»»

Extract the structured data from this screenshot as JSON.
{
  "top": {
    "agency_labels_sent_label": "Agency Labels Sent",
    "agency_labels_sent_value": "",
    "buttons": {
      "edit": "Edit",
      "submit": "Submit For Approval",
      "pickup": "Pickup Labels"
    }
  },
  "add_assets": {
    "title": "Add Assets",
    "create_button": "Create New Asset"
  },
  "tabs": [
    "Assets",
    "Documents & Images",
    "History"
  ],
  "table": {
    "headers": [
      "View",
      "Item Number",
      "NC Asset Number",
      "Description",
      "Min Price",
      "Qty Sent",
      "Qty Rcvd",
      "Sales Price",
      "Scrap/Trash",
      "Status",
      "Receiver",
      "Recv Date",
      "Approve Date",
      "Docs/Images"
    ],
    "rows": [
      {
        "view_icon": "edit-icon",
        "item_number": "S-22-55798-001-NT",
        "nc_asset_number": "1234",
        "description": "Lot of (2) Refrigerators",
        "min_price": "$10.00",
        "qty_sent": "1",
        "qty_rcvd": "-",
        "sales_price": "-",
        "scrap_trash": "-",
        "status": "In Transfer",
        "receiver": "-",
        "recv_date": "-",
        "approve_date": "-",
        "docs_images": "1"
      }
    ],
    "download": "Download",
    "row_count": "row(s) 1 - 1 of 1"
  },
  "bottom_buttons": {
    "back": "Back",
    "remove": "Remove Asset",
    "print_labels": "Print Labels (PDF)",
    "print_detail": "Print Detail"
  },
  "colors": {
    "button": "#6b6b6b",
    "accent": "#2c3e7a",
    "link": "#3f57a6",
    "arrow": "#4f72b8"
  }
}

««

Return the whole listing exactly.

**Solved problem**
Extract the structured data from this screenshot as JSON.
{
  "top": {
    "agency_labels_sent_label": "Agency Labels Sent",
    "agency_labels_sent_value": "",
    "buttons": {
      "edit": "Edit",
      "submit": "Submit For Approval",
      "pickup": "Pickup Labels"
    }
  },
  "add_assets": {
    "title": "Add Assets",
    "create_button": "Create New Asset"
  },
  "tabs": [
    "Assets",
    "Documents & Images",
    "History"
  ],
  "table": {
    "headers": [
      "View",
      "Item Number",
      "NC Asset Number",
      "Description",
      "Min Price",
      "Qty Sent",
      "Qty Rcvd",
      "Sales Price",
      "Scrap/Trash",
      "Status",
      "Receiver",
      "Recv Date",
      "Approve Date",
      "Docs/Images"
    ],
    "rows": [
      {
        "view_icon": "edit-icon",
        "item_number": "S-22-55798-001-NT",
        "nc_asset_number": "1234",
        "description": "Lot of (2) Refrigerators",
        "min_price": "$10.00",
        "qty_sent": "1",
        "qty_rcvd": "-",
        "sales_price": "-",
        "scrap_trash": "-",
        "status": "In Transfer",
        "receiver": "-",
        "recv_date": "-",
        "approve_date": "-",
        "docs_images": "1"
      }
    ],
    "download": "Download",
    "row_count": "row(s) 1 - 1 of 1"
  },
  "bottom_buttons": {
    "back": "Back",
    "remove": "Remove Asset",
    "print_labels": "Print Labels (PDF)",
    "print_detail": "Print Detail"
  },
  "colors": {
    "button": "#6b6b6b",
    "accent": "#2c3e7a",
    "link": "#3f57a6",
    "arrow": "#4f72b8"
  }
}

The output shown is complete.